**Requirement:**
The line containing "Read all visible content and emit it as JSON." marks the start; extract exactly from it through the last line of the entries, and omit any pictures.

---------- Records shown

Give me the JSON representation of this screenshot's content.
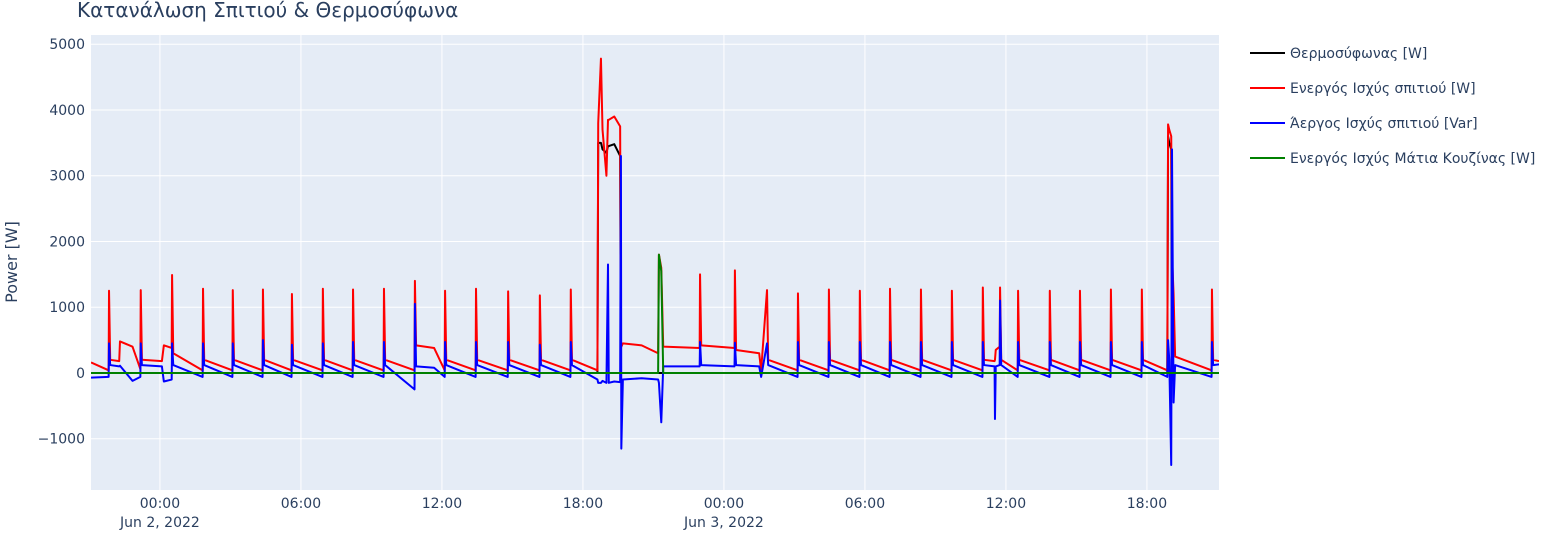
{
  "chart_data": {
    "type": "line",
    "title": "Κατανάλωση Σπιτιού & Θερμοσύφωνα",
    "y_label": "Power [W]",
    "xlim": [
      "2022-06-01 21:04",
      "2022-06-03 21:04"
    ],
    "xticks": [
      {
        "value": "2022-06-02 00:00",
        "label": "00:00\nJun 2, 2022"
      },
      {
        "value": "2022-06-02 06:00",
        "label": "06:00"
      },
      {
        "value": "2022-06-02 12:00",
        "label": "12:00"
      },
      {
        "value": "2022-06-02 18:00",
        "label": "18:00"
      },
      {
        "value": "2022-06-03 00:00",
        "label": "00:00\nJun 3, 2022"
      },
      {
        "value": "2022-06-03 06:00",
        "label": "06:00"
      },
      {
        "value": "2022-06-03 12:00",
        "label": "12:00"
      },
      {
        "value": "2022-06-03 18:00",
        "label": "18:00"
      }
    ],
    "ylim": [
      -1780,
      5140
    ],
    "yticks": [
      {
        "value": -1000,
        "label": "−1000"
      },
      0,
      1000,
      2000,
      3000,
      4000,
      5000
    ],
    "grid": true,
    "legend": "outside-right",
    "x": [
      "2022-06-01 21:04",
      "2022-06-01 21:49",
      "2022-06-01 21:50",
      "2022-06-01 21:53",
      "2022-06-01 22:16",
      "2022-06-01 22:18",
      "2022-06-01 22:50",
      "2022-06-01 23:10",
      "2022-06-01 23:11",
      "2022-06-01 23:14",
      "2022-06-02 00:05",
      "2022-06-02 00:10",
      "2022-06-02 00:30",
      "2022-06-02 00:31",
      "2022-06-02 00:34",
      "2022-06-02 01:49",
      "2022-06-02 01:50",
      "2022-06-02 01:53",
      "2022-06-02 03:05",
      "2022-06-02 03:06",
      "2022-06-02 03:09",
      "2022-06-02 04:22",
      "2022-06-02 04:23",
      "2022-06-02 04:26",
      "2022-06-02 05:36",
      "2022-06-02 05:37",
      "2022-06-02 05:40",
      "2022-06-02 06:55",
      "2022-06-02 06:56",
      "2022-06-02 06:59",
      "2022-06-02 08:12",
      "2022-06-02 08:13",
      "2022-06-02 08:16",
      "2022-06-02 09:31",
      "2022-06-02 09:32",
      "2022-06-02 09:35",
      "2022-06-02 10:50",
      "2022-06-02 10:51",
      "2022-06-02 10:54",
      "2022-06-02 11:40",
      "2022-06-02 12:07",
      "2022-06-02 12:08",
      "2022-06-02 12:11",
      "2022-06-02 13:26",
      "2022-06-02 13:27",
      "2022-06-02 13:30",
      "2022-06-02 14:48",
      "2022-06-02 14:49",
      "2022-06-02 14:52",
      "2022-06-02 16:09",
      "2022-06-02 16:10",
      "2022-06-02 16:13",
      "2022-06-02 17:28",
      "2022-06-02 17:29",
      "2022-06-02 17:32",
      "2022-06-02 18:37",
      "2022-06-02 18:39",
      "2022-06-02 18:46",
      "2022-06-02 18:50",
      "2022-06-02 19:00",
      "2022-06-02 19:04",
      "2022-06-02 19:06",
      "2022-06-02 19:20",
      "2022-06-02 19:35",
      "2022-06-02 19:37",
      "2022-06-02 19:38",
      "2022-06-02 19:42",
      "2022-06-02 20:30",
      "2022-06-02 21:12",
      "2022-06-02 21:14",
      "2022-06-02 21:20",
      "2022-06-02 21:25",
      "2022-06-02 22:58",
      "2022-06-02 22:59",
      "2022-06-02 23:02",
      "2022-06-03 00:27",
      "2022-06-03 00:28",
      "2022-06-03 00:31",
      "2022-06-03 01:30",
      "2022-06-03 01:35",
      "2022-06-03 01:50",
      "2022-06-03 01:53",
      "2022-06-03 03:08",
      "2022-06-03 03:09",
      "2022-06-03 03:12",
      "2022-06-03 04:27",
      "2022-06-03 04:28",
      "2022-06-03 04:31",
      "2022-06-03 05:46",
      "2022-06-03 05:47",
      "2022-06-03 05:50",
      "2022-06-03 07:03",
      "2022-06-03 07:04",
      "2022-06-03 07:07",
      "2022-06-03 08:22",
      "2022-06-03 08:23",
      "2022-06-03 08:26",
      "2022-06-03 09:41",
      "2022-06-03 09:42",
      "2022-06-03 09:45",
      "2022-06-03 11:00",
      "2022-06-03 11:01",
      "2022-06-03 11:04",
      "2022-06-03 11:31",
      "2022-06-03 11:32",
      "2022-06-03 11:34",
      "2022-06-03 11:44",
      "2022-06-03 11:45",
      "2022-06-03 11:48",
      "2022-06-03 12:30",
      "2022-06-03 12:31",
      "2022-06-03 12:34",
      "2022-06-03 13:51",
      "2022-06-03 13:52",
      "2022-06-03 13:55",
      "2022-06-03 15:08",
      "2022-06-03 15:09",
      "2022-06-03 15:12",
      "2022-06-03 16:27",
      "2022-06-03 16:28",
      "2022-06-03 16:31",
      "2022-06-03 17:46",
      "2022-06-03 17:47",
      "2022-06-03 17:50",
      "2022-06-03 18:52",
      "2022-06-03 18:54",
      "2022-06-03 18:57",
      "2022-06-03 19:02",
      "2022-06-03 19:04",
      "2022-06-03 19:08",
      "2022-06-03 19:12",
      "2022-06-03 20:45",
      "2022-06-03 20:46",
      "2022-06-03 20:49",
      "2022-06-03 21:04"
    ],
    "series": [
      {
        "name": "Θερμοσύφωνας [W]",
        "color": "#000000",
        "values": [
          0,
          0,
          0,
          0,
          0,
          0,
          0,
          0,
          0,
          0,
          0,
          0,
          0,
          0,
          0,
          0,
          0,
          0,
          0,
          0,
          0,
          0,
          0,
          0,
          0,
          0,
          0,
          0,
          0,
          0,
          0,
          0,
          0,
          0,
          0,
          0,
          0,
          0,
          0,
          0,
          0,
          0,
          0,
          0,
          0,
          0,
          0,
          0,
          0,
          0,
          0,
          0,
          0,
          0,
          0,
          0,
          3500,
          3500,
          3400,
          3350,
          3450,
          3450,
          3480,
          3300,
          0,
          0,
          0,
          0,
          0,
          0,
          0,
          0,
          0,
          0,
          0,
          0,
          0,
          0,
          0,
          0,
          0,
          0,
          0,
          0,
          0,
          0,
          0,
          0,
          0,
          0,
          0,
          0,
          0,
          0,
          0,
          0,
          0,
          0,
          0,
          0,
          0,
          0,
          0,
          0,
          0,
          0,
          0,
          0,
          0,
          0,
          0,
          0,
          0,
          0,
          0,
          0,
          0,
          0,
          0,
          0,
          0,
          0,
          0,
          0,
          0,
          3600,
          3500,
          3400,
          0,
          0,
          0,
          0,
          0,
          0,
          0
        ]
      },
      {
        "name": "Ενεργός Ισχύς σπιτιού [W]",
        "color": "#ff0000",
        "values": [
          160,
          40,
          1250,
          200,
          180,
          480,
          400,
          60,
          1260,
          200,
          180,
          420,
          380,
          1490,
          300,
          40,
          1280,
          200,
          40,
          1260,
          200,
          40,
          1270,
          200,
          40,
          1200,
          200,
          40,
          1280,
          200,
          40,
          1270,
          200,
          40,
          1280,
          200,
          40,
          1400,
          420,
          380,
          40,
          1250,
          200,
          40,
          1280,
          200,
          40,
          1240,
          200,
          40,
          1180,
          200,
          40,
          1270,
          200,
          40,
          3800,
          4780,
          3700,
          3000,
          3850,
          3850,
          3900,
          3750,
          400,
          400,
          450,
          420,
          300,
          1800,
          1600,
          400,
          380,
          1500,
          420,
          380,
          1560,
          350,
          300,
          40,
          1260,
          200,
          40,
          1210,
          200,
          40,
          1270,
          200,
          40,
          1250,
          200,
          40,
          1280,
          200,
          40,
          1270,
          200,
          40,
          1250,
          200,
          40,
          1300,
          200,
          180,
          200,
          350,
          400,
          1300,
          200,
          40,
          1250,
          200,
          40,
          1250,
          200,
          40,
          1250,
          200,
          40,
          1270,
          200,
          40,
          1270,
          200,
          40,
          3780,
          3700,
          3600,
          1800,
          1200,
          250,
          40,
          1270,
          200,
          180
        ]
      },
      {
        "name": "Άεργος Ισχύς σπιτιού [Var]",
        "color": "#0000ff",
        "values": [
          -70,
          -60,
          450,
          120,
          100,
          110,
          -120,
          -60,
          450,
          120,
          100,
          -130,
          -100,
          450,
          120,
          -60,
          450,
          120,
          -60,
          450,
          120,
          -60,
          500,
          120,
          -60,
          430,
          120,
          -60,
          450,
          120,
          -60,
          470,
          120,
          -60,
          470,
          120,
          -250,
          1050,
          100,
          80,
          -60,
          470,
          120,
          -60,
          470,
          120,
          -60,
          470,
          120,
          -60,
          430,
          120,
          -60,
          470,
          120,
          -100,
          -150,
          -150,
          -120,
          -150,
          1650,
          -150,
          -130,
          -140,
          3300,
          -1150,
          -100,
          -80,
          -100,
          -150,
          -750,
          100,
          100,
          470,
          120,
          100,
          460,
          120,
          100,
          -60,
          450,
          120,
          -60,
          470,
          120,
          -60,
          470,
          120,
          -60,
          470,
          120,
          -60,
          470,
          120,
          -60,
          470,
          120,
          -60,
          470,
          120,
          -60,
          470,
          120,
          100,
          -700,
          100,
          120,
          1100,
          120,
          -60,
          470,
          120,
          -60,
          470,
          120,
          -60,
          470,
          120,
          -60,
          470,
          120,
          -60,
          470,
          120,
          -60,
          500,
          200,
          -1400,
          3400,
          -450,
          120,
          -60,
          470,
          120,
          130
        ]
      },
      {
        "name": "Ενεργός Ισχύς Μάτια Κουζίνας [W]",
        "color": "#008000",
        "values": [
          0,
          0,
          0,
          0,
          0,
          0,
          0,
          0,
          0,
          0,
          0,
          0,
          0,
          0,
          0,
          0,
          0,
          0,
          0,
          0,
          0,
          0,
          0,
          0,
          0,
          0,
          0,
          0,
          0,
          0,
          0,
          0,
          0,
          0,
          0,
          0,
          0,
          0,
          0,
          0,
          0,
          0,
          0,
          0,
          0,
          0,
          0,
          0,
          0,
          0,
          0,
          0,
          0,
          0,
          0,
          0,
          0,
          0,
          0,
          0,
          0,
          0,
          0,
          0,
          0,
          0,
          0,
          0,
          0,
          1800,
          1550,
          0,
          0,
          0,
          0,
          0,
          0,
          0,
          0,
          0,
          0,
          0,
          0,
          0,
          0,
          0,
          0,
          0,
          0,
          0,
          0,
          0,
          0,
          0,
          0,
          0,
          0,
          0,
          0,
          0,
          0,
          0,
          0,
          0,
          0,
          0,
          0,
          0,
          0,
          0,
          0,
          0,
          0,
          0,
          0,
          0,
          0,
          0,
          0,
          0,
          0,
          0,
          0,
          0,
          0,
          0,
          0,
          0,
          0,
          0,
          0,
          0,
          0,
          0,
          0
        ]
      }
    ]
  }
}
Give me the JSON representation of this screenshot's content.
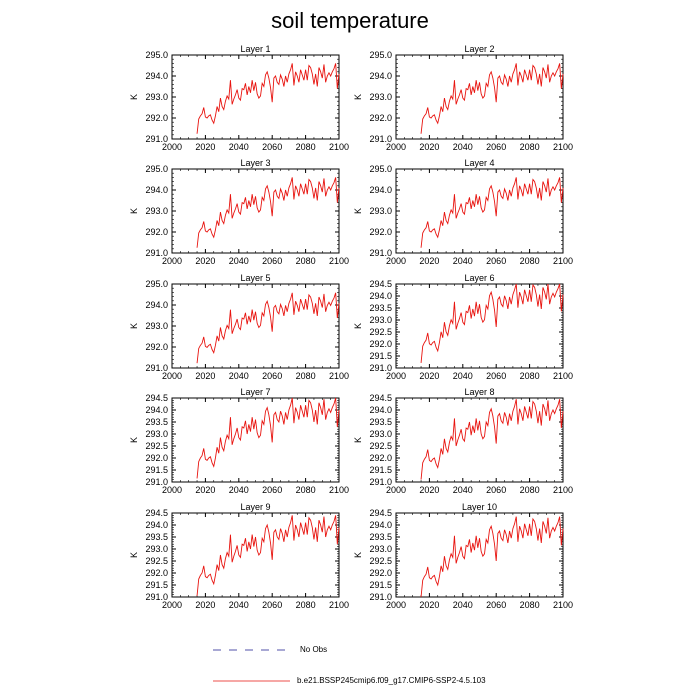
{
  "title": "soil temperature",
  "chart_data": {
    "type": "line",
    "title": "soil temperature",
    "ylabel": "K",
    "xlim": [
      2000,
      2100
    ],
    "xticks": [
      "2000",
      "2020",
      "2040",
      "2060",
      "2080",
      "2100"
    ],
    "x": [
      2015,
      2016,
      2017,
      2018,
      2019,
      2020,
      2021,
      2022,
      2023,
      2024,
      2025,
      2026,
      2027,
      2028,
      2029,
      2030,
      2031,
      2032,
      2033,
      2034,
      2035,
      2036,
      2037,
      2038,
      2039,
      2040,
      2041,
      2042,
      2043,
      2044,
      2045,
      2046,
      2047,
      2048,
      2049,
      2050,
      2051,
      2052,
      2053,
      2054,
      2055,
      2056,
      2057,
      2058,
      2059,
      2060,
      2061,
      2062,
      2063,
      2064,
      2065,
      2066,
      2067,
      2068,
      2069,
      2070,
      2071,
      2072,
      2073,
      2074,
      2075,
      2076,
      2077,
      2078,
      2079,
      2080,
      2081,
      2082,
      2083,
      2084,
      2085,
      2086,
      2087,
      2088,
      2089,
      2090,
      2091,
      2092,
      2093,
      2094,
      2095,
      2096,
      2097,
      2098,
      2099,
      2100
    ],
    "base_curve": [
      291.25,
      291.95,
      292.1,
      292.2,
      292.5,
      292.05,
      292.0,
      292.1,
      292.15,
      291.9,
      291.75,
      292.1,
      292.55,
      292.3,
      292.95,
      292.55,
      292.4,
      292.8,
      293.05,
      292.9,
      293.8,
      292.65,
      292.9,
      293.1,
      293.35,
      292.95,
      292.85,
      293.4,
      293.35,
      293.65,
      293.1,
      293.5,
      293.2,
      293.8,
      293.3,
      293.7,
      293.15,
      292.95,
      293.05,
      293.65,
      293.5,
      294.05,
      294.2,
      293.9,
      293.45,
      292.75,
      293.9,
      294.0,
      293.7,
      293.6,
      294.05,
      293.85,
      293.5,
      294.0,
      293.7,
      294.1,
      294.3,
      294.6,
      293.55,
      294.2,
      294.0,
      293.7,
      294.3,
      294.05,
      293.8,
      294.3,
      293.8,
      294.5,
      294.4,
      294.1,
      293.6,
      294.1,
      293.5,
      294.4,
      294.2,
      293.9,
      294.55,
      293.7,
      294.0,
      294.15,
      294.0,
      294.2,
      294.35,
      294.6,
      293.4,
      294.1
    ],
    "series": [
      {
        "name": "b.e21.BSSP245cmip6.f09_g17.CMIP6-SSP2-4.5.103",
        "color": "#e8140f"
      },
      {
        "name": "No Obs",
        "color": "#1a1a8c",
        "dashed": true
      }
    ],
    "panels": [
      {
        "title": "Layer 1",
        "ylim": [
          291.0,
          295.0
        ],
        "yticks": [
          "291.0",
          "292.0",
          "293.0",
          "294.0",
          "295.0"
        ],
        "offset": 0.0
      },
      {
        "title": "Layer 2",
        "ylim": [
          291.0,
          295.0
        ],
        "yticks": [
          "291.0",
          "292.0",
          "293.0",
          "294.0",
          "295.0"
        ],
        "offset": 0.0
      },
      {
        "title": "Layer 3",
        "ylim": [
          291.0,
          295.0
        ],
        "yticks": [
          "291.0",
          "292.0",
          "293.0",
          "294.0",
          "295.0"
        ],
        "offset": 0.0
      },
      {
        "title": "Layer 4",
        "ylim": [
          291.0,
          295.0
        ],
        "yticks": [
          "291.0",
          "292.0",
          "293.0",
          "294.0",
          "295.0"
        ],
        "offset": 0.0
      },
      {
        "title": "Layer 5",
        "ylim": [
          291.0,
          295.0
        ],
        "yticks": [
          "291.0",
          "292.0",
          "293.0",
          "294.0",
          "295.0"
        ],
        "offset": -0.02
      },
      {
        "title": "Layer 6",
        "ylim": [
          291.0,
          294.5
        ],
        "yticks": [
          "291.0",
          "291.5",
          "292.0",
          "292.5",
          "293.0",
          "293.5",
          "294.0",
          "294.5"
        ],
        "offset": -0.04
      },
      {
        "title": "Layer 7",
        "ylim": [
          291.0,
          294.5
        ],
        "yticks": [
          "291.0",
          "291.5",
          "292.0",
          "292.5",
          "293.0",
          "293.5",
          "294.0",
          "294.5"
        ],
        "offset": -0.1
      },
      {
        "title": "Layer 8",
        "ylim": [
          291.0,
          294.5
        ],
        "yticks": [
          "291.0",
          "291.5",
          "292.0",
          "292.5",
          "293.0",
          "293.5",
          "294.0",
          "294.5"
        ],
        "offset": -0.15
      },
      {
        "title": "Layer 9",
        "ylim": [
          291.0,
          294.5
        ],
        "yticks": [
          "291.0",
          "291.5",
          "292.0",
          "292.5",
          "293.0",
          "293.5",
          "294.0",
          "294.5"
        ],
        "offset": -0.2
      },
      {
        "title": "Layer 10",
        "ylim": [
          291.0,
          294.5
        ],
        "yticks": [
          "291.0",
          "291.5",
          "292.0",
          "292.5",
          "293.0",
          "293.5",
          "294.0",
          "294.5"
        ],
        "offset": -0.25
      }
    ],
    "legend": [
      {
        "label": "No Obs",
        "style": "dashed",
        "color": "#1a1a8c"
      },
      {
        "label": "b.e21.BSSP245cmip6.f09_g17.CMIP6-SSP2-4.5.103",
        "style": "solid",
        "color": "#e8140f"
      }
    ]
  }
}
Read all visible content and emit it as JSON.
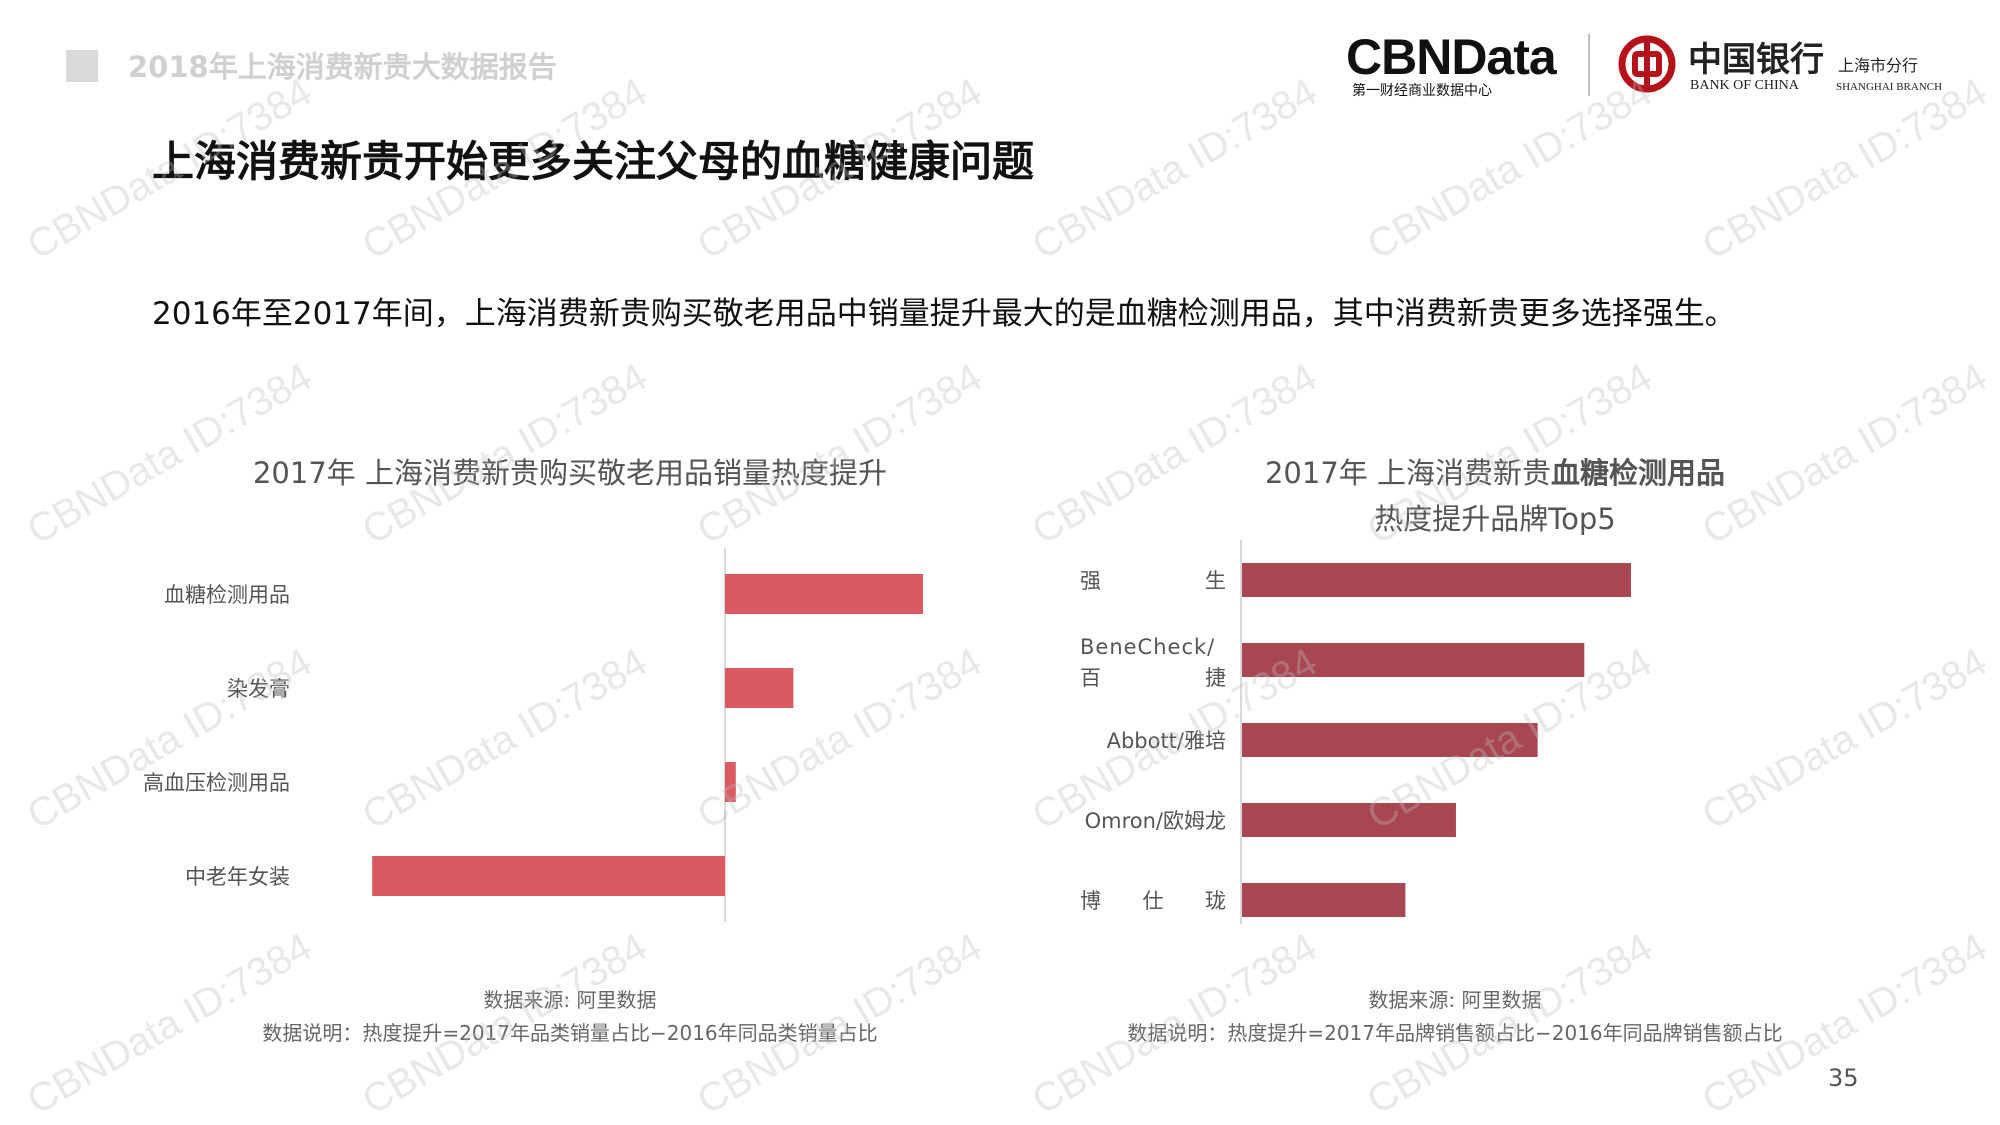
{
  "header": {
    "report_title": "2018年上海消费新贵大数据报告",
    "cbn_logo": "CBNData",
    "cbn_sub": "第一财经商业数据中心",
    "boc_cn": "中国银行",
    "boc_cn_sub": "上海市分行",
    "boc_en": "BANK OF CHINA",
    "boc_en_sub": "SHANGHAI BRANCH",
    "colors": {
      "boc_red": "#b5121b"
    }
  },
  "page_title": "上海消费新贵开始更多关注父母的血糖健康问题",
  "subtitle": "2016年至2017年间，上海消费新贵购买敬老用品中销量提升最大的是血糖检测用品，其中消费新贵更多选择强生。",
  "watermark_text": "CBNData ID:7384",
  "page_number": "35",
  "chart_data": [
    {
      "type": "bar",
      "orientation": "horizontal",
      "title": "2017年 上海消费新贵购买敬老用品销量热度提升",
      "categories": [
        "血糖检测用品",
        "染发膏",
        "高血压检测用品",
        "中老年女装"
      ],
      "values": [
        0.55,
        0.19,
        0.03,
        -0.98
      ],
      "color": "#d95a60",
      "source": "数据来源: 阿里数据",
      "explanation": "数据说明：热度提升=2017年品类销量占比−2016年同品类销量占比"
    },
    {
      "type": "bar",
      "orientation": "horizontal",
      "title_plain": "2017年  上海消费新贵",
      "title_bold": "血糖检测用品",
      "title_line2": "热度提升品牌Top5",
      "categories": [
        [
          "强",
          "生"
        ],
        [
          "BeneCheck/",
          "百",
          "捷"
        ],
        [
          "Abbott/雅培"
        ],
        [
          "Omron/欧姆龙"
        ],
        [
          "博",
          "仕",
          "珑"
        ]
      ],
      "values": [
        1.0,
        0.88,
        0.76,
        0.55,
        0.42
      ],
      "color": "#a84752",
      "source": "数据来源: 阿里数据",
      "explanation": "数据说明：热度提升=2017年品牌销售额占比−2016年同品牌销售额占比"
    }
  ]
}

--------------------

**Problem solution:**
Read all visible content and emit it as JSON.
{
  "header": {
    "report_title": "2018年上海消费新贵大数据报告",
    "cbn_logo": "CBNData",
    "cbn_sub": "第一财经商业数据中心",
    "boc_cn": "中国银行",
    "boc_cn_sub": "上海市分行",
    "boc_en": "BANK OF CHINA",
    "boc_en_sub": "SHANGHAI BRANCH",
    "colors": {
      "boc_red": "#b5121b"
    }
  },
  "page_title": "上海消费新贵开始更多关注父母的血糖健康问题",
  "subtitle": "2016年至2017年间，上海消费新贵购买敬老用品中销量提升最大的是血糖检测用品，其中消费新贵更多选择强生。",
  "watermark_text": "CBNData ID:7384",
  "page_number": "35",
  "chart_data": [
    {
      "type": "bar",
      "orientation": "horizontal",
      "title": "2017年 上海消费新贵购买敬老用品销量热度提升",
      "categories": [
        "血糖检测用品",
        "染发膏",
        "高血压检测用品",
        "中老年女装"
      ],
      "values": [
        0.55,
        0.19,
        0.03,
        -0.98
      ],
      "color": "#d95a60",
      "source": "数据来源: 阿里数据",
      "explanation": "数据说明：热度提升=2017年品类销量占比−2016年同品类销量占比"
    },
    {
      "type": "bar",
      "orientation": "horizontal",
      "title_plain": "2017年  上海消费新贵",
      "title_bold": "血糖检测用品",
      "title_line2": "热度提升品牌Top5",
      "categories": [
        [
          "强",
          "生"
        ],
        [
          "BeneCheck/",
          "百",
          "捷"
        ],
        [
          "Abbott/雅培"
        ],
        [
          "Omron/欧姆龙"
        ],
        [
          "博",
          "仕",
          "珑"
        ]
      ],
      "values": [
        1.0,
        0.88,
        0.76,
        0.55,
        0.42
      ],
      "color": "#a84752",
      "source": "数据来源: 阿里数据",
      "explanation": "数据说明：热度提升=2017年品牌销售额占比−2016年同品牌销售额占比"
    }
  ]
}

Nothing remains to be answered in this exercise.